[Extracted data entries]
## Begin

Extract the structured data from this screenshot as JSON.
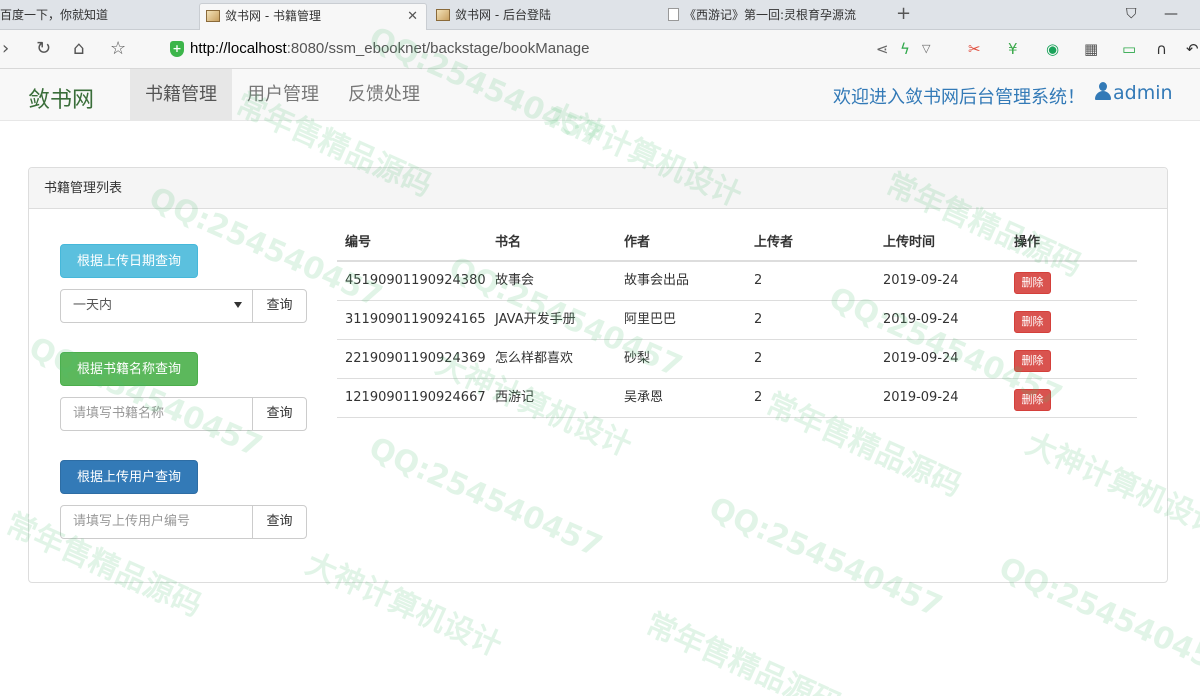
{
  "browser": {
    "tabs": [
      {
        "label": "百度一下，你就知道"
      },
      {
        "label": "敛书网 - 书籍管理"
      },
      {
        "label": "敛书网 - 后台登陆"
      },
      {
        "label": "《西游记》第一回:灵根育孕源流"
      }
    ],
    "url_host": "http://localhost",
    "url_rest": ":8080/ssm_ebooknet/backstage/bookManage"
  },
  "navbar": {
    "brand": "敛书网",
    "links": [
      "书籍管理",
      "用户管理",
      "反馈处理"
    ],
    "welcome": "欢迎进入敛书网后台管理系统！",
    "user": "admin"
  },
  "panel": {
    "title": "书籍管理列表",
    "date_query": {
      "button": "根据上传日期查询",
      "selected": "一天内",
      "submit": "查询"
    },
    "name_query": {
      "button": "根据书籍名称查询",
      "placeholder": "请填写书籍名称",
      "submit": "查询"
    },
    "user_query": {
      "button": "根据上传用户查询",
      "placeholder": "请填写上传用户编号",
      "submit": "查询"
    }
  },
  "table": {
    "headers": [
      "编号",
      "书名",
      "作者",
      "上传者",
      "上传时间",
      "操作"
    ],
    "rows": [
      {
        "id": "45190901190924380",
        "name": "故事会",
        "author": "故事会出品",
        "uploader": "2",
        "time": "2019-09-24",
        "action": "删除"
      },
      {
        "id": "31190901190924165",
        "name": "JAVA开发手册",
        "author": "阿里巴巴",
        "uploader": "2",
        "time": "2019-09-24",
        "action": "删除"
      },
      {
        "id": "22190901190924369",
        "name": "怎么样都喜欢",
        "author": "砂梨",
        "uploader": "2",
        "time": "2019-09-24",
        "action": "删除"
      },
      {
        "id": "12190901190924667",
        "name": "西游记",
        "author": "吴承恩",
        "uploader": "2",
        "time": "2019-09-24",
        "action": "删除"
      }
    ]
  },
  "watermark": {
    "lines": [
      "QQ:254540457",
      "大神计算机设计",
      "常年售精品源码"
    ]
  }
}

## End

Every record is to be reproduced exactly, with no pictures included.

Extract the structured data from this screenshot as JSON.
{
  "browser": {
    "tabs": [
      {
        "label": "百度一下，你就知道"
      },
      {
        "label": "敛书网 - 书籍管理"
      },
      {
        "label": "敛书网 - 后台登陆"
      },
      {
        "label": "《西游记》第一回:灵根育孕源流"
      }
    ],
    "url_host": "http://localhost",
    "url_rest": ":8080/ssm_ebooknet/backstage/bookManage"
  },
  "navbar": {
    "brand": "敛书网",
    "links": [
      "书籍管理",
      "用户管理",
      "反馈处理"
    ],
    "welcome": "欢迎进入敛书网后台管理系统！",
    "user": "admin"
  },
  "panel": {
    "title": "书籍管理列表",
    "date_query": {
      "button": "根据上传日期查询",
      "selected": "一天内",
      "submit": "查询"
    },
    "name_query": {
      "button": "根据书籍名称查询",
      "placeholder": "请填写书籍名称",
      "submit": "查询"
    },
    "user_query": {
      "button": "根据上传用户查询",
      "placeholder": "请填写上传用户编号",
      "submit": "查询"
    }
  },
  "table": {
    "headers": [
      "编号",
      "书名",
      "作者",
      "上传者",
      "上传时间",
      "操作"
    ],
    "rows": [
      {
        "id": "45190901190924380",
        "name": "故事会",
        "author": "故事会出品",
        "uploader": "2",
        "time": "2019-09-24",
        "action": "删除"
      },
      {
        "id": "31190901190924165",
        "name": "JAVA开发手册",
        "author": "阿里巴巴",
        "uploader": "2",
        "time": "2019-09-24",
        "action": "删除"
      },
      {
        "id": "22190901190924369",
        "name": "怎么样都喜欢",
        "author": "砂梨",
        "uploader": "2",
        "time": "2019-09-24",
        "action": "删除"
      },
      {
        "id": "12190901190924667",
        "name": "西游记",
        "author": "吴承恩",
        "uploader": "2",
        "time": "2019-09-24",
        "action": "删除"
      }
    ]
  },
  "watermark": {
    "lines": [
      "QQ:254540457",
      "大神计算机设计",
      "常年售精品源码"
    ]
  }
}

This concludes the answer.